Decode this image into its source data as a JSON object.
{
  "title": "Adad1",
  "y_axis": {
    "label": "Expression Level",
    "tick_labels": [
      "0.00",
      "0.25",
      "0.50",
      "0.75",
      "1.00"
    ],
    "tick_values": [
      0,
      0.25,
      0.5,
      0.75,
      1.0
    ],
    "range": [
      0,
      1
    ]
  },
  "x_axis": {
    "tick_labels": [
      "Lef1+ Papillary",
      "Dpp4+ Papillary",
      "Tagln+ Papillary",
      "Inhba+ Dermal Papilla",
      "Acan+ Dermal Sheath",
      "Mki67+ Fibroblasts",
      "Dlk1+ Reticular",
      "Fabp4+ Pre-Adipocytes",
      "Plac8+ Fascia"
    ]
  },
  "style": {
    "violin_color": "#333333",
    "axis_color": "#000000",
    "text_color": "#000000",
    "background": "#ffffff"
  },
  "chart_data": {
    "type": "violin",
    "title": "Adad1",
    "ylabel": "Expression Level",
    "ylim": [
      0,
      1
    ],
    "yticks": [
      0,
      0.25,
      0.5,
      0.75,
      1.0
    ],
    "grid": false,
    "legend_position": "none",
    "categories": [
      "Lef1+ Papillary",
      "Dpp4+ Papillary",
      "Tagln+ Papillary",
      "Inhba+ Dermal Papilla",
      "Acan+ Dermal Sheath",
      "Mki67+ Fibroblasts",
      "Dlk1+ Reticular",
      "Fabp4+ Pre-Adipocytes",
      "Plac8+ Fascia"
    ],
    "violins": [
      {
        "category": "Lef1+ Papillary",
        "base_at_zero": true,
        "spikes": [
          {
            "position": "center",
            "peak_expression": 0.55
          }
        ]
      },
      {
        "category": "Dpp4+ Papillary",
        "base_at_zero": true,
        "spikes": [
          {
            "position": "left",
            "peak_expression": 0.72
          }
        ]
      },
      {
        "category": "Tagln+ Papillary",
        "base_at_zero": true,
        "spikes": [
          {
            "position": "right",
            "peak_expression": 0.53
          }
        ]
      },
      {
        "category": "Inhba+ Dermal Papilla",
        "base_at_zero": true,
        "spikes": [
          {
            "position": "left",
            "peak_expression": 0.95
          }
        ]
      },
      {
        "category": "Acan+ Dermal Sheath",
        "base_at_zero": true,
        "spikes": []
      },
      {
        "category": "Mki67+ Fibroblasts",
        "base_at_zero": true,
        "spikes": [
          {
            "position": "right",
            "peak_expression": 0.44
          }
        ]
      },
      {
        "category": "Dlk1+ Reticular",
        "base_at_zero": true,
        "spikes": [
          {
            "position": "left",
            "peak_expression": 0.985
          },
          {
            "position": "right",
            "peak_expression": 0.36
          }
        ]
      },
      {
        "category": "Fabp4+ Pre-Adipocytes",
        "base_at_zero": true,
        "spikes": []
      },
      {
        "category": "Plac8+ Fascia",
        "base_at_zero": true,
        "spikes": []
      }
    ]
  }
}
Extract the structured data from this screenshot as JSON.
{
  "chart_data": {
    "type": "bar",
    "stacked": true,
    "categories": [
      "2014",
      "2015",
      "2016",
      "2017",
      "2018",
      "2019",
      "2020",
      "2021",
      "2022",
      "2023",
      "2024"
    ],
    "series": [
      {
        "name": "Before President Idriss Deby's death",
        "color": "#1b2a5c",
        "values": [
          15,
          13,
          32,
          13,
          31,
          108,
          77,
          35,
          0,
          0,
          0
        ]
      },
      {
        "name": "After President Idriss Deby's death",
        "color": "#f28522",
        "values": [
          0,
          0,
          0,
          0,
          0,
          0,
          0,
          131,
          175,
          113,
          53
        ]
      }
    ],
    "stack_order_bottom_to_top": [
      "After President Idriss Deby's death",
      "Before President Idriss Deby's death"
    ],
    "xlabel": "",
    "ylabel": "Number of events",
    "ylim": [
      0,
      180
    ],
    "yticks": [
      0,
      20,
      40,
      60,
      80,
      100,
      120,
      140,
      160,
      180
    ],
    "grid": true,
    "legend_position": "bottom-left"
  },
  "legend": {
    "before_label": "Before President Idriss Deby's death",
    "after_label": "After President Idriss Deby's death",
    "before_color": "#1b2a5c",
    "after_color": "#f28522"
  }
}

□ □ □ □ □ □ □

▸ **THE TASK**
Write out the entries in full, exactly as given.

▸ **PROBLEM SOLUTION**
Decode this image into its source data as a JSON object.
{
  "title": "Adad1",
  "y_axis": {
    "label": "Expression Level",
    "tick_labels": [
      "0.00",
      "0.25",
      "0.50",
      "0.75",
      "1.00"
    ],
    "tick_values": [
      0,
      0.25,
      0.5,
      0.75,
      1.0
    ],
    "range": [
      0,
      1
    ]
  },
  "x_axis": {
    "tick_labels": [
      "Lef1+ Papillary",
      "Dpp4+ Papillary",
      "Tagln+ Papillary",
      "Inhba+ Dermal Papilla",
      "Acan+ Dermal Sheath",
      "Mki67+ Fibroblasts",
      "Dlk1+ Reticular",
      "Fabp4+ Pre-Adipocytes",
      "Plac8+ Fascia"
    ]
  },
  "style": {
    "violin_color": "#333333",
    "axis_color": "#000000",
    "text_color": "#000000",
    "background": "#ffffff"
  },
  "chart_data": {
    "type": "violin",
    "title": "Adad1",
    "ylabel": "Expression Level",
    "ylim": [
      0,
      1
    ],
    "yticks": [
      0,
      0.25,
      0.5,
      0.75,
      1.0
    ],
    "grid": false,
    "legend_position": "none",
    "categories": [
      "Lef1+ Papillary",
      "Dpp4+ Papillary",
      "Tagln+ Papillary",
      "Inhba+ Dermal Papilla",
      "Acan+ Dermal Sheath",
      "Mki67+ Fibroblasts",
      "Dlk1+ Reticular",
      "Fabp4+ Pre-Adipocytes",
      "Plac8+ Fascia"
    ],
    "violins": [
      {
        "category": "Lef1+ Papillary",
        "base_at_zero": true,
        "spikes": [
          {
            "position": "center",
            "peak_expression": 0.55
          }
        ]
      },
      {
        "category": "Dpp4+ Papillary",
        "base_at_zero": true,
        "spikes": [
          {
            "position": "left",
            "peak_expression": 0.72
          }
        ]
      },
      {
        "category": "Tagln+ Papillary",
        "base_at_zero": true,
        "spikes": [
          {
            "position": "right",
            "peak_expression": 0.53
          }
        ]
      },
      {
        "category": "Inhba+ Dermal Papilla",
        "base_at_zero": true,
        "spikes": [
          {
            "position": "left",
            "peak_expression": 0.95
          }
        ]
      },
      {
        "category": "Acan+ Dermal Sheath",
        "base_at_zero": true,
        "spikes": []
      },
      {
        "category": "Mki67+ Fibroblasts",
        "base_at_zero": true,
        "spikes": [
          {
            "position": "right",
            "peak_expression": 0.44
          }
        ]
      },
      {
        "category": "Dlk1+ Reticular",
        "base_at_zero": true,
        "spikes": [
          {
            "position": "left",
            "peak_expression": 0.985
          },
          {
            "position": "right",
            "peak_expression": 0.36
          }
        ]
      },
      {
        "category": "Fabp4+ Pre-Adipocytes",
        "base_at_zero": true,
        "spikes": []
      },
      {
        "category": "Plac8+ Fascia",
        "base_at_zero": true,
        "spikes": []
      }
    ]
  }
}
Extract the structured data from this screenshot as JSON.
{
  "chart_data": {
    "type": "bar",
    "stacked": true,
    "categories": [
      "2014",
      "2015",
      "2016",
      "2017",
      "2018",
      "2019",
      "2020",
      "2021",
      "2022",
      "2023",
      "2024"
    ],
    "series": [
      {
        "name": "Before President Idriss Deby's death",
        "color": "#1b2a5c",
        "values": [
          15,
          13,
          32,
          13,
          31,
          108,
          77,
          35,
          0,
          0,
          0
        ]
      },
      {
        "name": "After President Idriss Deby's death",
        "color": "#f28522",
        "values": [
          0,
          0,
          0,
          0,
          0,
          0,
          0,
          131,
          175,
          113,
          53
        ]
      }
    ],
    "stack_order_bottom_to_top": [
      "After President Idriss Deby's death",
      "Before President Idriss Deby's death"
    ],
    "xlabel": "",
    "ylabel": "Number of events",
    "ylim": [
      0,
      180
    ],
    "yticks": [
      0,
      20,
      40,
      60,
      80,
      100,
      120,
      140,
      160,
      180
    ],
    "grid": true,
    "legend_position": "bottom-left"
  },
  "legend": {
    "before_label": "Before President Idriss Deby's death",
    "after_label": "After President Idriss Deby's death",
    "before_color": "#1b2a5c",
    "after_color": "#f28522"
  }
}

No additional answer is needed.